[Document structure recognition data]
###

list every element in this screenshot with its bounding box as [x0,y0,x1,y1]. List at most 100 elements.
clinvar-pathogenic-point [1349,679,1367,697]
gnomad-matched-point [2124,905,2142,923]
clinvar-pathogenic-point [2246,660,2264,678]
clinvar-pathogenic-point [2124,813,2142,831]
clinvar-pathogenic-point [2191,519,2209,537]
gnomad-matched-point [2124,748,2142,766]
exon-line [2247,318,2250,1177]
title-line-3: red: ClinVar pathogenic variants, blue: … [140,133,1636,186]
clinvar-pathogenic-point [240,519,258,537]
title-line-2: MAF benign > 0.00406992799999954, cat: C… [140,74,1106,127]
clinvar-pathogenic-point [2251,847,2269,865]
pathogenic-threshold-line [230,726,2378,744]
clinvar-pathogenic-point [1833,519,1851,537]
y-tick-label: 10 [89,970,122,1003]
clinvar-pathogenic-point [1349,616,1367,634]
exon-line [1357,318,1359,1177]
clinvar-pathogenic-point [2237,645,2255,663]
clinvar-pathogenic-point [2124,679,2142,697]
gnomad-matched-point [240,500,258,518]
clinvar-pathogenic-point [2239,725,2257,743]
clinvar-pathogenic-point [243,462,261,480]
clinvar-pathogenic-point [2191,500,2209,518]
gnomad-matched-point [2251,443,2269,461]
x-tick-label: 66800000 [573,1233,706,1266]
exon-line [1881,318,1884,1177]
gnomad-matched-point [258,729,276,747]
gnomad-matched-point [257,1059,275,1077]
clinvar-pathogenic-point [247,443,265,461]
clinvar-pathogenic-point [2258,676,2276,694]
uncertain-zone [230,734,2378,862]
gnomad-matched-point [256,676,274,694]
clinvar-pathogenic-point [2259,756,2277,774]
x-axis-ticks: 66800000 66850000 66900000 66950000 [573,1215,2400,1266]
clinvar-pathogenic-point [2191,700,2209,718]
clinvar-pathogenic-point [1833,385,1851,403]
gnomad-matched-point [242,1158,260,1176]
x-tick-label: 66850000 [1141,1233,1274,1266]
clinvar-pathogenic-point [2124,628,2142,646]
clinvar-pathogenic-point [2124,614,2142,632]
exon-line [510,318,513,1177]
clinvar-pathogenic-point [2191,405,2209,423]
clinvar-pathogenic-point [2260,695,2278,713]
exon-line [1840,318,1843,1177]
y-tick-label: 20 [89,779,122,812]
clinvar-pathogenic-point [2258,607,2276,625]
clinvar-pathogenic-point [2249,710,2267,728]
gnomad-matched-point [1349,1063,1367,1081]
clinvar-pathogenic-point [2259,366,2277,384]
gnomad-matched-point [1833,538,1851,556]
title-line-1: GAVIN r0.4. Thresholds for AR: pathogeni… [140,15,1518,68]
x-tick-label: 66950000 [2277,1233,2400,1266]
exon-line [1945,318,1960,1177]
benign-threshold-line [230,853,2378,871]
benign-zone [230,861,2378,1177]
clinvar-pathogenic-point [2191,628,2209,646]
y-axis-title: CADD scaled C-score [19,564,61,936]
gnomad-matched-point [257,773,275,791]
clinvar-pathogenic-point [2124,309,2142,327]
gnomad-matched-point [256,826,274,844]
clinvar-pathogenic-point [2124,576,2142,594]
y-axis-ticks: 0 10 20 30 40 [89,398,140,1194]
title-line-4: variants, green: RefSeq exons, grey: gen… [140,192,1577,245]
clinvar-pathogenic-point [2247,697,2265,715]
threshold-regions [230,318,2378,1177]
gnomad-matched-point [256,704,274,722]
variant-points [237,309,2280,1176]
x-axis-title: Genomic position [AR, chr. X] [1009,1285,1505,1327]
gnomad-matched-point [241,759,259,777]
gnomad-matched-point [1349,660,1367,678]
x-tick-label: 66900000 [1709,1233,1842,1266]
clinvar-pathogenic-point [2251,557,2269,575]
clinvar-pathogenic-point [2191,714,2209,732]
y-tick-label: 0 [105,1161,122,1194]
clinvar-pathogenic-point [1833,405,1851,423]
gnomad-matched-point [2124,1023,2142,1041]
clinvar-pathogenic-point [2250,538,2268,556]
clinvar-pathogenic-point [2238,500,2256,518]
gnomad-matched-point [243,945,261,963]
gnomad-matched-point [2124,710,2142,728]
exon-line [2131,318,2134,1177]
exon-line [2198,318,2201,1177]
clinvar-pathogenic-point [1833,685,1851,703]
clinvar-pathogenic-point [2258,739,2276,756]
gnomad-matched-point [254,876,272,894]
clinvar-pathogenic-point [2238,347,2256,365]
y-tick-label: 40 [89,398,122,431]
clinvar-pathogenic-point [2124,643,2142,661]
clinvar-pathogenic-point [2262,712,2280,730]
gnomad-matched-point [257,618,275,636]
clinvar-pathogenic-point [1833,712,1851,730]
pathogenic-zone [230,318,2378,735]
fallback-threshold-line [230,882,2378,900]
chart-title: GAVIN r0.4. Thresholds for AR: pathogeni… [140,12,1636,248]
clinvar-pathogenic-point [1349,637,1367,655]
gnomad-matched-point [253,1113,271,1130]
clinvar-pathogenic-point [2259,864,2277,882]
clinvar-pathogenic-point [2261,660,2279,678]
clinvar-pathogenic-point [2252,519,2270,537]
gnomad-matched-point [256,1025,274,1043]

###

▸ **Task item**
From the data above, report how many lines hold the word "zone", answering with the number by itself.

▸ **Answer to this problem**
3